## Objective
Keep the pictures out of the copy and print all the entries below exactly.

# Start of Data for processing

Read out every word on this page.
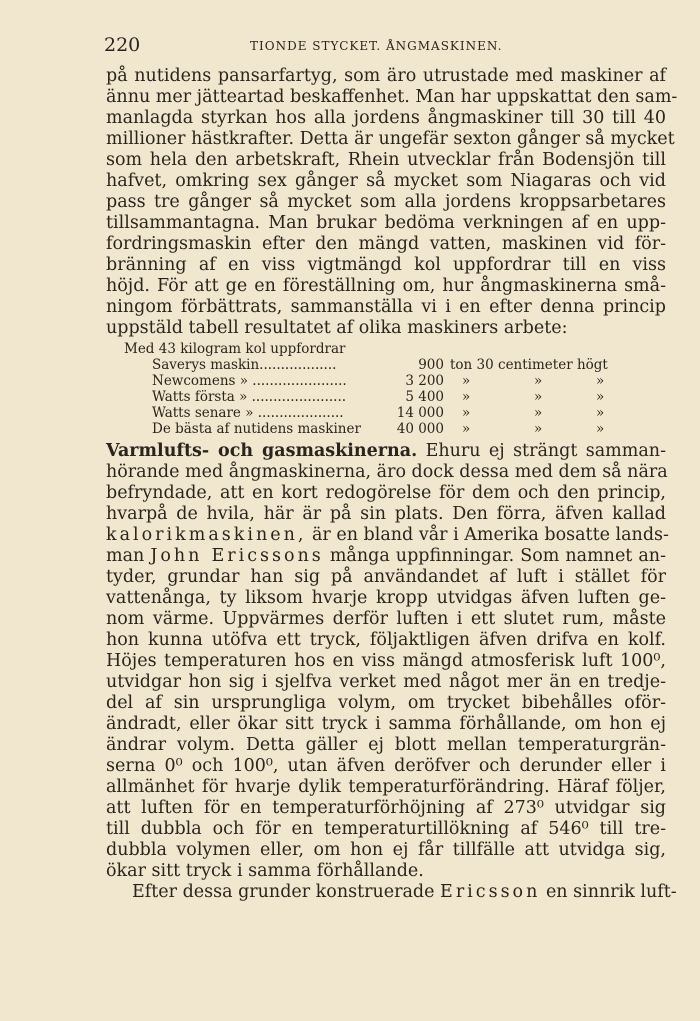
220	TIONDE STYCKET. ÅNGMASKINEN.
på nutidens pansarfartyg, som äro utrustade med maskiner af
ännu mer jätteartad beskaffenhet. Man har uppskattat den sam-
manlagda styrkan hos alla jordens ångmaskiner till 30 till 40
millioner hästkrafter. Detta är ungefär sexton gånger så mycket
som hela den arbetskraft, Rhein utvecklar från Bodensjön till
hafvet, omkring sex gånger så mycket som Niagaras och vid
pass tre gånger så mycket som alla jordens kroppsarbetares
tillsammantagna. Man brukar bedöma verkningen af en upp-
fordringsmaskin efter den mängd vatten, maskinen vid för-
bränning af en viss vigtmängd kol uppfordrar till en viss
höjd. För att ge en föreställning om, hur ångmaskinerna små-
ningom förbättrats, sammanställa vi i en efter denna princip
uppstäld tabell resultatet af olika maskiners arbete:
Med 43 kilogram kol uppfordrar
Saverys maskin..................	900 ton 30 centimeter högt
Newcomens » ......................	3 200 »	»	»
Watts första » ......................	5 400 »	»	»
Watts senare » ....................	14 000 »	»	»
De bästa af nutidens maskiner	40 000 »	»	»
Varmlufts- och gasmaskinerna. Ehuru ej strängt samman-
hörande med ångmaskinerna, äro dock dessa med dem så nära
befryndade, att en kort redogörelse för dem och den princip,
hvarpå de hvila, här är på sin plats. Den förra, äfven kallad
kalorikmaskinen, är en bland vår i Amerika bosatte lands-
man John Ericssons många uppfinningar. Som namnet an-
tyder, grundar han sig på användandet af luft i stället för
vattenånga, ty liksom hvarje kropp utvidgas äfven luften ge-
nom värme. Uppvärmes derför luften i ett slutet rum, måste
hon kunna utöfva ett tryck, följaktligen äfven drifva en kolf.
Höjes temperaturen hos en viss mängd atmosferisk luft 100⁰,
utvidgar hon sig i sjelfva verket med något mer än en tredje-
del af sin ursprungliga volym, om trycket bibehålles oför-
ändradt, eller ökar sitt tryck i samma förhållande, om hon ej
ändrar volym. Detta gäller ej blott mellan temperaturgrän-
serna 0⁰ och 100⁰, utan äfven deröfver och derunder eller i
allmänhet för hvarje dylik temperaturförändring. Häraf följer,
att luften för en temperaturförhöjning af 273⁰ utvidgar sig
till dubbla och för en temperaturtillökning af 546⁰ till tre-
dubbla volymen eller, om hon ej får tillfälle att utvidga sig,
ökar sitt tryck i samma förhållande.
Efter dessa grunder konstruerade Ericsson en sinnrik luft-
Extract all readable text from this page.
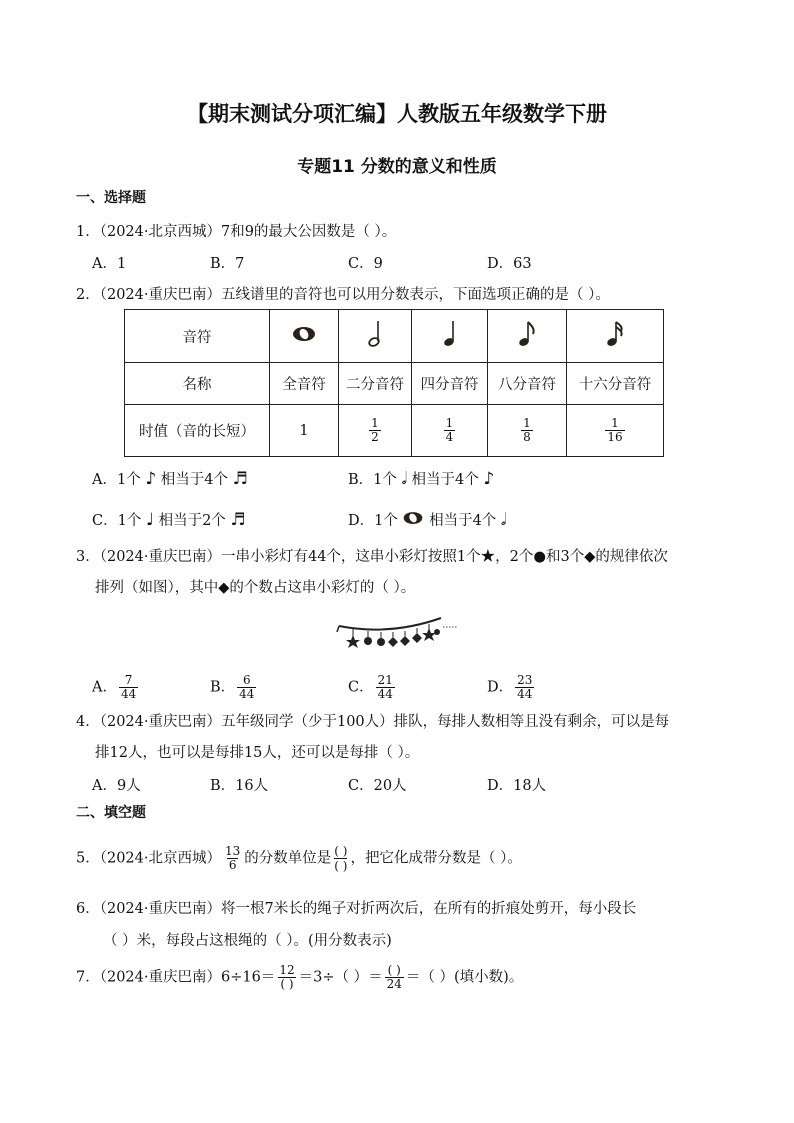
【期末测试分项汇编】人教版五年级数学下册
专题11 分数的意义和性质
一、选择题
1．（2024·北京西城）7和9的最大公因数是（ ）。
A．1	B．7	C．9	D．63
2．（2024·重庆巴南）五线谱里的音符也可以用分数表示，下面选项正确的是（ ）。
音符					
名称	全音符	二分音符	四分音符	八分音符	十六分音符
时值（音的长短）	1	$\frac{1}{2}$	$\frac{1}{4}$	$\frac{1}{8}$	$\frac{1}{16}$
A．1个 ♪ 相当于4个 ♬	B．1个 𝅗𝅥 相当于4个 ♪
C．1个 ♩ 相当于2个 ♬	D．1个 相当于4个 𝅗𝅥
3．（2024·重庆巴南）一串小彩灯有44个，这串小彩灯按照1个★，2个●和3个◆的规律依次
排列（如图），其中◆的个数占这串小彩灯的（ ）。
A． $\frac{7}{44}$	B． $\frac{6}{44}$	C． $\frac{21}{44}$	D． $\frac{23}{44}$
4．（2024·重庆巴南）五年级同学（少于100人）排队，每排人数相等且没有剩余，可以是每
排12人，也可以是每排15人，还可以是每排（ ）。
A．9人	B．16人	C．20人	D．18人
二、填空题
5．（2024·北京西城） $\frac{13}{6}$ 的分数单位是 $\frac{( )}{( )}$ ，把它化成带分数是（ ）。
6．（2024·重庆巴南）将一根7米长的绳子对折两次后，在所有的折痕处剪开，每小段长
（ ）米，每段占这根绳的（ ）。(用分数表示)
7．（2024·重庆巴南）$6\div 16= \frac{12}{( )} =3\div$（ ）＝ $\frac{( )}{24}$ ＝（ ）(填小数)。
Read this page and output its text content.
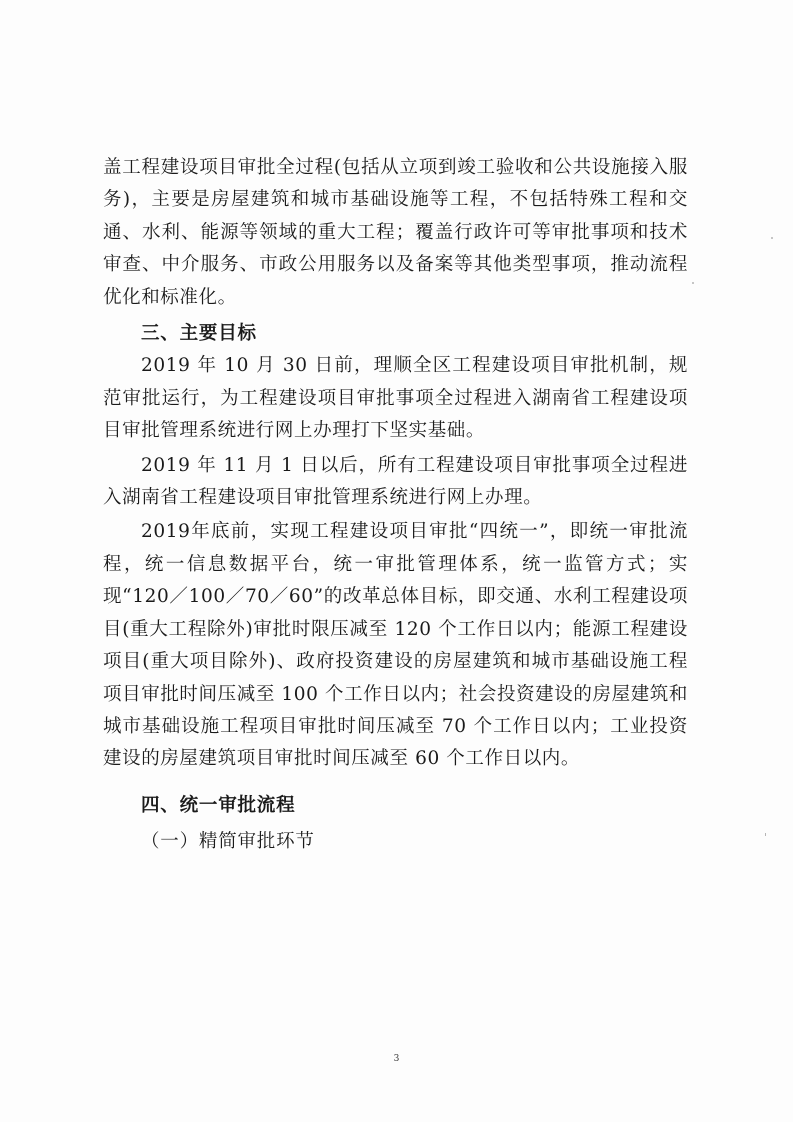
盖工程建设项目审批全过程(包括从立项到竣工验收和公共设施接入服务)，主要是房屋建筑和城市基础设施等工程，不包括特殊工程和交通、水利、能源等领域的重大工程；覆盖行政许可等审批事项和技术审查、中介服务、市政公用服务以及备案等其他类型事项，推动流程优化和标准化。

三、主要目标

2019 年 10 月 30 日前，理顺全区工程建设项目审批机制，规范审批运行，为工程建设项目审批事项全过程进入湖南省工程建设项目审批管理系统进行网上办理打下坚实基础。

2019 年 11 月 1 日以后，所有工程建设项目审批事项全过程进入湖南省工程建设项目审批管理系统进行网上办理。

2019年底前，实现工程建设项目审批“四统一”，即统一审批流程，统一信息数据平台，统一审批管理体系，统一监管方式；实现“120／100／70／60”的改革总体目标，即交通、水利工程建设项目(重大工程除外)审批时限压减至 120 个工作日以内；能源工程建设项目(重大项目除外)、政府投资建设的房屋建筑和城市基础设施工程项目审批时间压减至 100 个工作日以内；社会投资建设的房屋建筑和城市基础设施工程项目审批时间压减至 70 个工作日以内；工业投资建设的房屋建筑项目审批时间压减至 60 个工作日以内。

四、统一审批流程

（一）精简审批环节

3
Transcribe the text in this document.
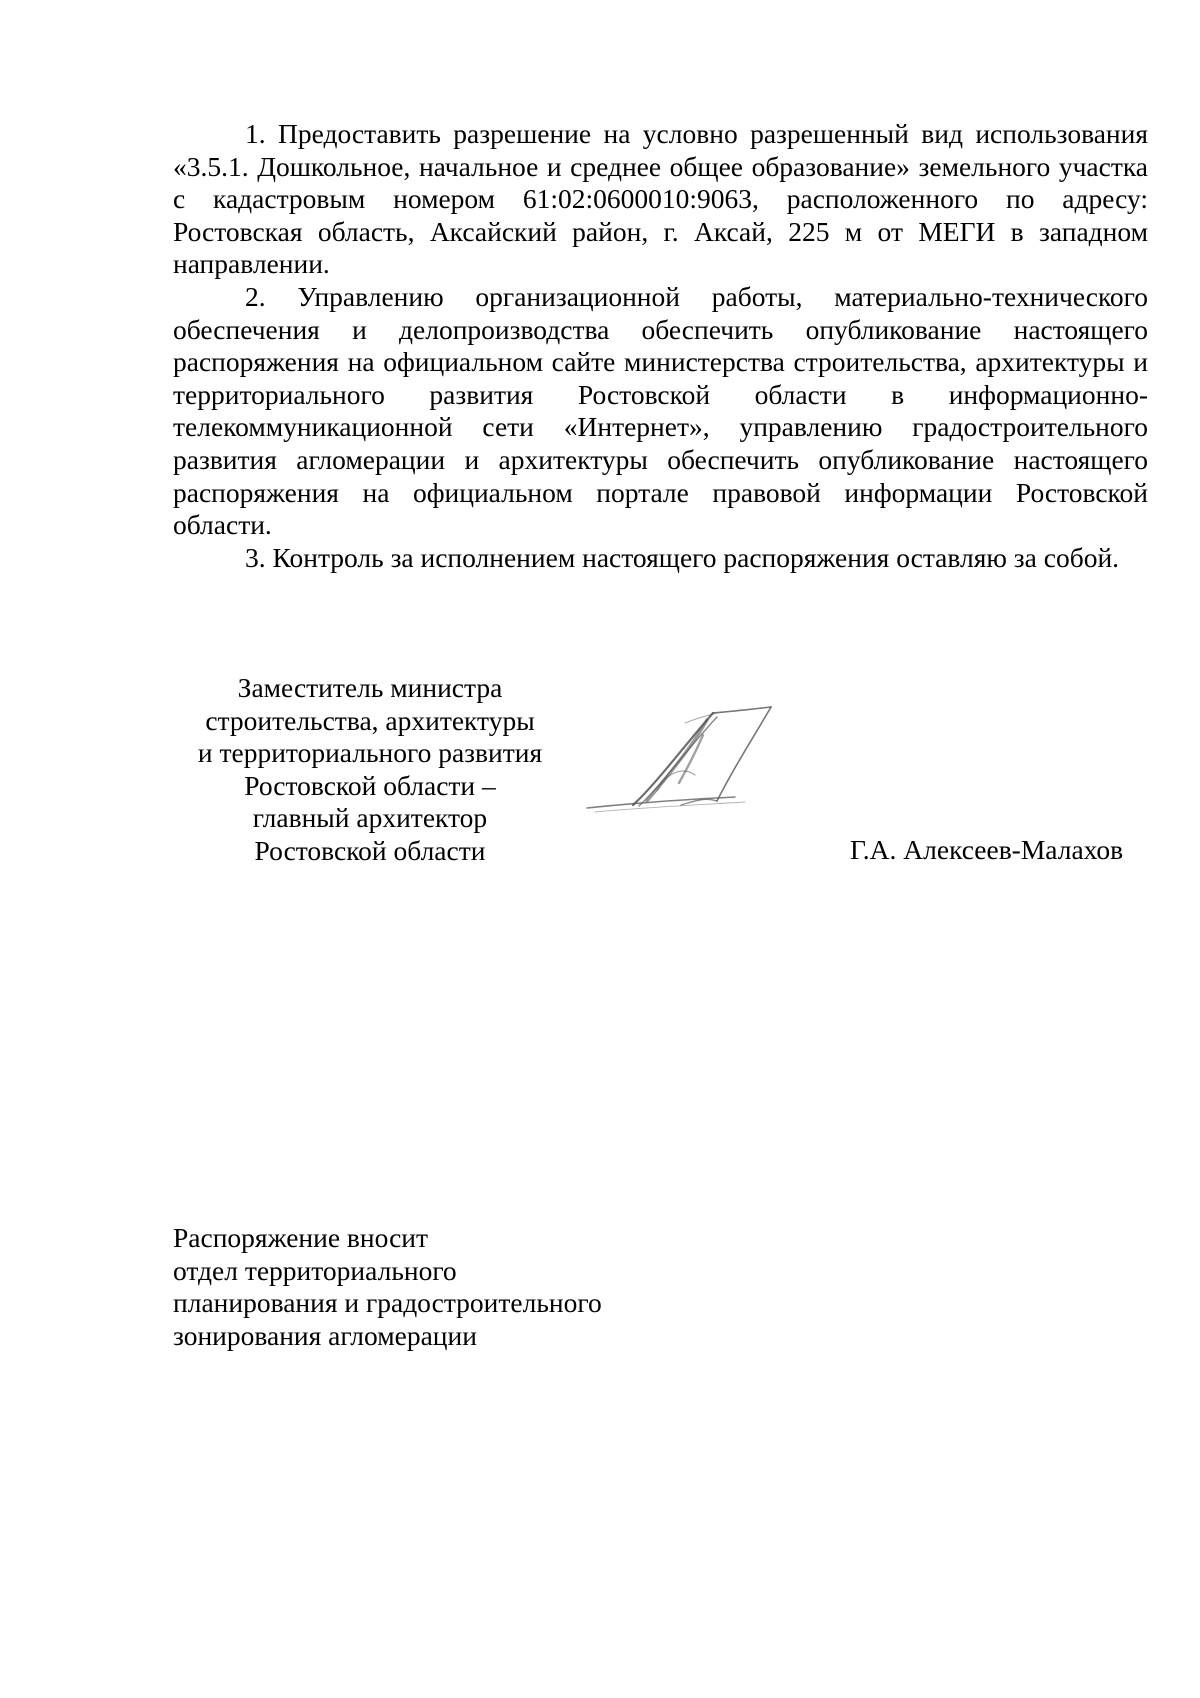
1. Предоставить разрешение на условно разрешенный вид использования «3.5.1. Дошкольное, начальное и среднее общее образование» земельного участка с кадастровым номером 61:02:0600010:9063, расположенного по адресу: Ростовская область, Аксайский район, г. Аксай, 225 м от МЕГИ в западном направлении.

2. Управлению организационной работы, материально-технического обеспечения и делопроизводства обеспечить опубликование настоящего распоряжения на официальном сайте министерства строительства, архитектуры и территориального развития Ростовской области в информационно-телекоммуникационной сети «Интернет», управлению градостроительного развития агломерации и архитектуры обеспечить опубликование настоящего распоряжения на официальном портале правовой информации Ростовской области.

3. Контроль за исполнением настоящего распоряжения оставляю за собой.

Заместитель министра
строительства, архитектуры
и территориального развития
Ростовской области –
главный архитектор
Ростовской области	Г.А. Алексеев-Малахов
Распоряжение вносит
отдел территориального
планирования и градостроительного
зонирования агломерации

# End of Data for processing

## Written solution
Read out every word on this page.
220	TIONDE STYCKET. ÅNGMASKINEN.
på nutidens pansarfartyg, som äro utrustade med maskiner af
ännu mer jätteartad beskaffenhet. Man har uppskattat den sam-
manlagda styrkan hos alla jordens ångmaskiner till 30 till 40
millioner hästkrafter. Detta är ungefär sexton gånger så mycket
som hela den arbetskraft, Rhein utvecklar från Bodensjön till
hafvet, omkring sex gånger så mycket som Niagaras och vid
pass tre gånger så mycket som alla jordens kroppsarbetares
tillsammantagna. Man brukar bedöma verkningen af en upp-
fordringsmaskin efter den mängd vatten, maskinen vid för-
bränning af en viss vigtmängd kol uppfordrar till en viss
höjd. För att ge en föreställning om, hur ångmaskinerna små-
ningom förbättrats, sammanställa vi i en efter denna princip
uppstäld tabell resultatet af olika maskiners arbete:
Med 43 kilogram kol uppfordrar
Saverys maskin..................	900 ton 30 centimeter högt
Newcomens » ......................	3 200 »	»	»
Watts första » ......................	5 400 »	»	»
Watts senare » ....................	14 000 »	»	»
De bästa af nutidens maskiner	40 000 »	»	»
Varmlufts- och gasmaskinerna. Ehuru ej strängt samman-
hörande med ångmaskinerna, äro dock dessa med dem så nära
befryndade, att en kort redogörelse för dem och den princip,
hvarpå de hvila, här är på sin plats. Den förra, äfven kallad
kalorikmaskinen, är en bland vår i Amerika bosatte lands-
man John Ericssons många uppfinningar. Som namnet an-
tyder, grundar han sig på användandet af luft i stället för
vattenånga, ty liksom hvarje kropp utvidgas äfven luften ge-
nom värme. Uppvärmes derför luften i ett slutet rum, måste
hon kunna utöfva ett tryck, följaktligen äfven drifva en kolf.
Höjes temperaturen hos en viss mängd atmosferisk luft 100⁰,
utvidgar hon sig i sjelfva verket med något mer än en tredje-
del af sin ursprungliga volym, om trycket bibehålles oför-
ändradt, eller ökar sitt tryck i samma förhållande, om hon ej
ändrar volym. Detta gäller ej blott mellan temperaturgrän-
serna 0⁰ och 100⁰, utan äfven deröfver och derunder eller i
allmänhet för hvarje dylik temperaturförändring. Häraf följer,
att luften för en temperaturförhöjning af 273⁰ utvidgar sig
till dubbla och för en temperaturtillökning af 546⁰ till tre-
dubbla volymen eller, om hon ej får tillfälle att utvidga sig,
ökar sitt tryck i samma förhållande.
Efter dessa grunder konstruerade Ericsson en sinnrik luft-
Extract all readable text from this page.
【期末测试分项汇编】人教版五年级数学下册
专题11 分数的意义和性质
一、选择题
1．（2024·北京西城）7和9的最大公因数是（ ）。
A．1	B．7	C．9	D．63
2．（2024·重庆巴南）五线谱里的音符也可以用分数表示，下面选项正确的是（ ）。
音符					
名称	全音符	二分音符	四分音符	八分音符	十六分音符
时值（音的长短）	1	$\frac{1}{2}$	$\frac{1}{4}$	$\frac{1}{8}$	$\frac{1}{16}$
A．1个 ♪ 相当于4个 ♬	B．1个 𝅗𝅥 相当于4个 ♪
C．1个 ♩ 相当于2个 ♬	D．1个 相当于4个 𝅗𝅥
3．（2024·重庆巴南）一串小彩灯有44个，这串小彩灯按照1个★，2个●和3个◆的规律依次
排列（如图），其中◆的个数占这串小彩灯的（ ）。
A． $\frac{7}{44}$	B． $\frac{6}{44}$	C． $\frac{21}{44}$	D． $\frac{23}{44}$
4．（2024·重庆巴南）五年级同学（少于100人）排队，每排人数相等且没有剩余，可以是每
排12人，也可以是每排15人，还可以是每排（ ）。
A．9人	B．16人	C．20人	D．18人
二、填空题
5．（2024·北京西城） $\frac{13}{6}$ 的分数单位是 $\frac{( )}{( )}$ ，把它化成带分数是（ ）。
6．（2024·重庆巴南）将一根7米长的绳子对折两次后，在所有的折痕处剪开，每小段长
（ ）米，每段占这根绳的（ ）。(用分数表示)
7．（2024·重庆巴南）$6\div 16= \frac{12}{( )} =3\div$（ ）＝ $\frac{( )}{24}$ ＝（ ）(填小数)。
Read this page and output its text content.
盖工程建设项目审批全过程(包括从立项到竣工验收和公共设施接入服务)，主要是房屋建筑和城市基础设施等工程，不包括特殊工程和交通、水利、能源等领域的重大工程；覆盖行政许可等审批事项和技术审查、中介服务、市政公用服务以及备案等其他类型事项，推动流程优化和标准化。

三、主要目标

2019 年 10 月 30 日前，理顺全区工程建设项目审批机制，规范审批运行，为工程建设项目审批事项全过程进入湖南省工程建设项目审批管理系统进行网上办理打下坚实基础。

2019 年 11 月 1 日以后，所有工程建设项目审批事项全过程进入湖南省工程建设项目审批管理系统进行网上办理。

2019年底前，实现工程建设项目审批“四统一”，即统一审批流程，统一信息数据平台，统一审批管理体系，统一监管方式；实现“120／100／70／60”的改革总体目标，即交通、水利工程建设项目(重大工程除外)审批时限压减至 120 个工作日以内；能源工程建设项目(重大项目除外)、政府投资建设的房屋建筑和城市基础设施工程项目审批时间压减至 100 个工作日以内；社会投资建设的房屋建筑和城市基础设施工程项目审批时间压减至 70 个工作日以内；工业投资建设的房屋建筑项目审批时间压减至 60 个工作日以内。

四、统一审批流程

（一）精简审批环节

3
Transcribe the text in this document.
1. Предоставить разрешение на условно разрешенный вид использования «3.5.1. Дошкольное, начальное и среднее общее образование» земельного участка с кадастровым номером 61:02:0600010:9063, расположенного по адресу: Ростовская область, Аксайский район, г. Аксай, 225 м от МЕГИ в западном направлении.

2. Управлению организационной работы, материально-технического обеспечения и делопроизводства обеспечить опубликование настоящего распоряжения на официальном сайте министерства строительства, архитектуры и территориального развития Ростовской области в информационно-телекоммуникационной сети «Интернет», управлению градостроительного развития агломерации и архитектуры обеспечить опубликование настоящего распоряжения на официальном портале правовой информации Ростовской области.

3. Контроль за исполнением настоящего распоряжения оставляю за собой.

Заместитель министра
строительства, архитектуры
и территориального развития
Ростовской области –
главный архитектор
Ростовской области	Г.А. Алексеев-Малахов
Распоряжение вносит
отдел территориального
планирования и градостроительного
зонирования агломерации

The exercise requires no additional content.